What the task asks
Work out how many lines in the listing below include the word "which"; answer with the number alone.

Supplied material
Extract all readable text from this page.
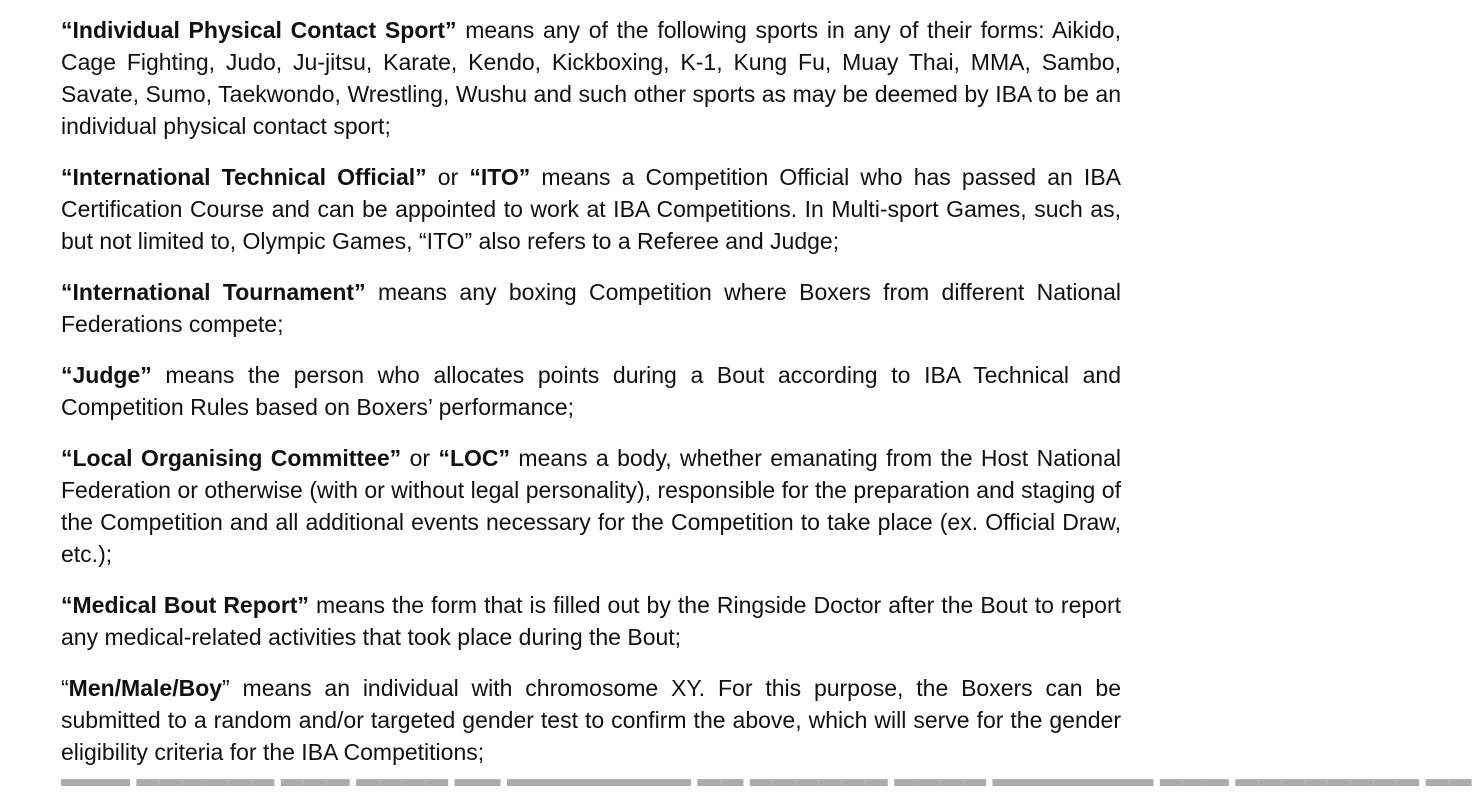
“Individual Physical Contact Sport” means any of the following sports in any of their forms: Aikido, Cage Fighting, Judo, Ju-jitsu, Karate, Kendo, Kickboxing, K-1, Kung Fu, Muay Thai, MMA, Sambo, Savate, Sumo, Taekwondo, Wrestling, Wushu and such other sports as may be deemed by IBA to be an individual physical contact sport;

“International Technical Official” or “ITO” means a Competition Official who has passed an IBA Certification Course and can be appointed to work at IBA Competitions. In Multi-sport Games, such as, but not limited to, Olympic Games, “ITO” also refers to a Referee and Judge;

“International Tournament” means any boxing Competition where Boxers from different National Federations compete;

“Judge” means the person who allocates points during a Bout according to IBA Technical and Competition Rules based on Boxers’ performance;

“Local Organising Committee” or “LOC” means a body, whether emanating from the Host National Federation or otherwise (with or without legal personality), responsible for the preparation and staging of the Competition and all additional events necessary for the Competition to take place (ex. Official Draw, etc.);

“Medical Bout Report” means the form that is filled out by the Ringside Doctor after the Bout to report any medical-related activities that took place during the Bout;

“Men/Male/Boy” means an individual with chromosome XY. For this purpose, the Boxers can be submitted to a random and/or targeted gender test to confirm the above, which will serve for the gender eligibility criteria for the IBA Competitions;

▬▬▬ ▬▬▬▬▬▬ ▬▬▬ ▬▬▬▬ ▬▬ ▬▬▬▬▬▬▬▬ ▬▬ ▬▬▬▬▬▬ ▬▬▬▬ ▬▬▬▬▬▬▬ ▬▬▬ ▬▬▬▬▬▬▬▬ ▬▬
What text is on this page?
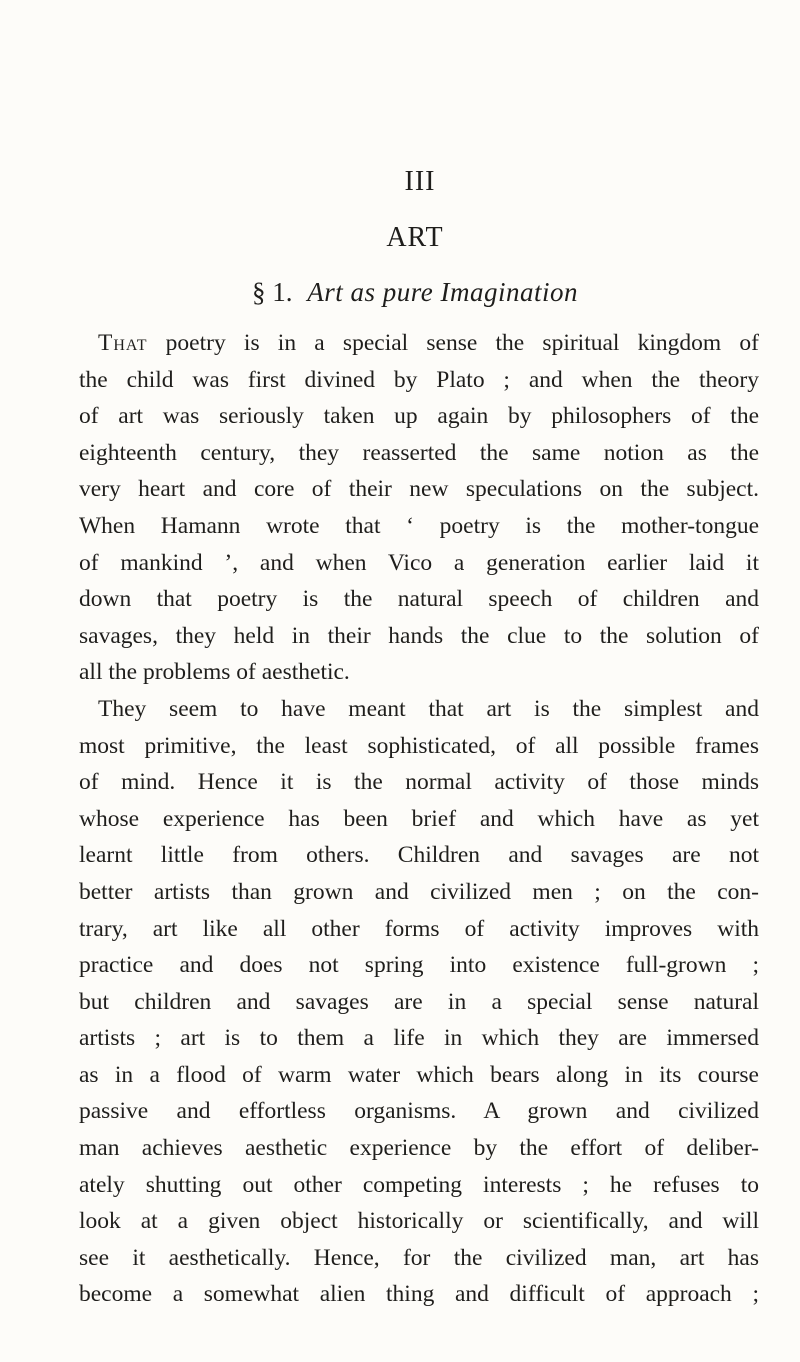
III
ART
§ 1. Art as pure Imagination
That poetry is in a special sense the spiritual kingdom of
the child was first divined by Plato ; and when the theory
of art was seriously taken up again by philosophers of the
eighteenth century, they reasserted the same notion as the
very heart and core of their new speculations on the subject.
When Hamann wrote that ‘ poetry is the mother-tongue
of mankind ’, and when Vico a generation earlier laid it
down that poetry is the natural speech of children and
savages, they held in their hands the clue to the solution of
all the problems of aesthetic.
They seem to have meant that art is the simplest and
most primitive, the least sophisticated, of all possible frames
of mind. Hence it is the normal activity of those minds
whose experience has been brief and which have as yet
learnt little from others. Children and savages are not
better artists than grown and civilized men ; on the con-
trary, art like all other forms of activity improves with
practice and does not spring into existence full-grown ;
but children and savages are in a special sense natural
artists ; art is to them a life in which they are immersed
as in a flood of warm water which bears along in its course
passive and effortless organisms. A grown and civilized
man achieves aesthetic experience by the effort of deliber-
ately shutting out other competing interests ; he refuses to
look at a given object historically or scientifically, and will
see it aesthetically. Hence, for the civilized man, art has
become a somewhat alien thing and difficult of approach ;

---

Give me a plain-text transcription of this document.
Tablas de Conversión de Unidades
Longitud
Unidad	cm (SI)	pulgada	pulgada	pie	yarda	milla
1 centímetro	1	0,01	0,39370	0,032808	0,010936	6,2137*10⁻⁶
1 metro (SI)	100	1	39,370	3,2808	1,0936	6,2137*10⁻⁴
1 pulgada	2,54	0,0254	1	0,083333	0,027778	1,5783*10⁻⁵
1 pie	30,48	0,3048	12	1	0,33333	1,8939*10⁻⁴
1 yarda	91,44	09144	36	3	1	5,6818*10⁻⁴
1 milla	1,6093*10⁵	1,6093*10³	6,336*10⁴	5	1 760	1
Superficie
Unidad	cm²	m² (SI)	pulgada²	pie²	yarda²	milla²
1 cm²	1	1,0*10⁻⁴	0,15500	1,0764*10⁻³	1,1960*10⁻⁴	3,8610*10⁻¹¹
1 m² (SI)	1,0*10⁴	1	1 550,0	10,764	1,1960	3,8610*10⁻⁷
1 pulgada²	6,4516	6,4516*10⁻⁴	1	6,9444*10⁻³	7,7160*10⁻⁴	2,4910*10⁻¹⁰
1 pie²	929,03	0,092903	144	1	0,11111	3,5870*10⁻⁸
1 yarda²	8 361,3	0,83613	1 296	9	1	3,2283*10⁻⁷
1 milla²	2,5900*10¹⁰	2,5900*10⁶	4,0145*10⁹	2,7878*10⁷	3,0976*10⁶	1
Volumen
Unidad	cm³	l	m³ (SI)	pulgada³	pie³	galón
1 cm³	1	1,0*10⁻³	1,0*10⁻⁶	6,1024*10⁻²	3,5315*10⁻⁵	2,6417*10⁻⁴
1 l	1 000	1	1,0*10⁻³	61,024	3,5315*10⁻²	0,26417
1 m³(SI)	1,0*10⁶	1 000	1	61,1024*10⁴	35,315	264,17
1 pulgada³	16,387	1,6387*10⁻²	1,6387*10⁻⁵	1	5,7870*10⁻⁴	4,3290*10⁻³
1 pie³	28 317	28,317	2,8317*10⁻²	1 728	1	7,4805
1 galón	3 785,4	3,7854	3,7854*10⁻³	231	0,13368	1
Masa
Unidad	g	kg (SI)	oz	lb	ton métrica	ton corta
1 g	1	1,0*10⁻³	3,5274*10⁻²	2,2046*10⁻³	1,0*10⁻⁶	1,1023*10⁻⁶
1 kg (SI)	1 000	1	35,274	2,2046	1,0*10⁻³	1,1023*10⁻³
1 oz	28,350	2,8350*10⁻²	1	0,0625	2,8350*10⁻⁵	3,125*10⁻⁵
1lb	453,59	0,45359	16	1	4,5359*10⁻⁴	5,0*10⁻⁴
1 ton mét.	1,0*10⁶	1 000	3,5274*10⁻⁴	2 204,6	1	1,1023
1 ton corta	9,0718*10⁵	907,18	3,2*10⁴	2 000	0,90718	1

* * *

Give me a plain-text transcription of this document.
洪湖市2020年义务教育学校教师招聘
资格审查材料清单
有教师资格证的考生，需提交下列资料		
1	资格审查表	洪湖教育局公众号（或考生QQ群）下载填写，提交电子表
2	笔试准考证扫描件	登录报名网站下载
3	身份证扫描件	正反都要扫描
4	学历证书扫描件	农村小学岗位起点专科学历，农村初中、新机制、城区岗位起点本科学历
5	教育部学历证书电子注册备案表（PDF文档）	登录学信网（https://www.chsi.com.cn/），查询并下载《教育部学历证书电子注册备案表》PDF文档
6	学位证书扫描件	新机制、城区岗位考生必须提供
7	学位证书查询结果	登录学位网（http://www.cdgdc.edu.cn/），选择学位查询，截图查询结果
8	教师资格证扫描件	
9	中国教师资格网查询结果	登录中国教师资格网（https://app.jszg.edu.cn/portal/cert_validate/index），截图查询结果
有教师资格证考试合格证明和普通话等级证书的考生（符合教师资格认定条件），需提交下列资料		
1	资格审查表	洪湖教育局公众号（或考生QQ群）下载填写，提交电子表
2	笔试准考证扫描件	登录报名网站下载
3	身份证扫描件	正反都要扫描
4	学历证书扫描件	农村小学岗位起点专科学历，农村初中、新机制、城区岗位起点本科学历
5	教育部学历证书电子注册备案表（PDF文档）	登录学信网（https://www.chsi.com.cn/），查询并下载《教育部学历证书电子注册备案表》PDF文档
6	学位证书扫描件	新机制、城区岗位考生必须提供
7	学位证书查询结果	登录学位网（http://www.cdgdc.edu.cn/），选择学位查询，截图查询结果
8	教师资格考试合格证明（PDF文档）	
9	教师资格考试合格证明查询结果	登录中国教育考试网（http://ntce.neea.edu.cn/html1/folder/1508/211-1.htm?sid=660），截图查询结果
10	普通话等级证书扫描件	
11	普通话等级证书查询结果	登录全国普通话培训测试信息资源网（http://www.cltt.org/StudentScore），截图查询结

Task response
4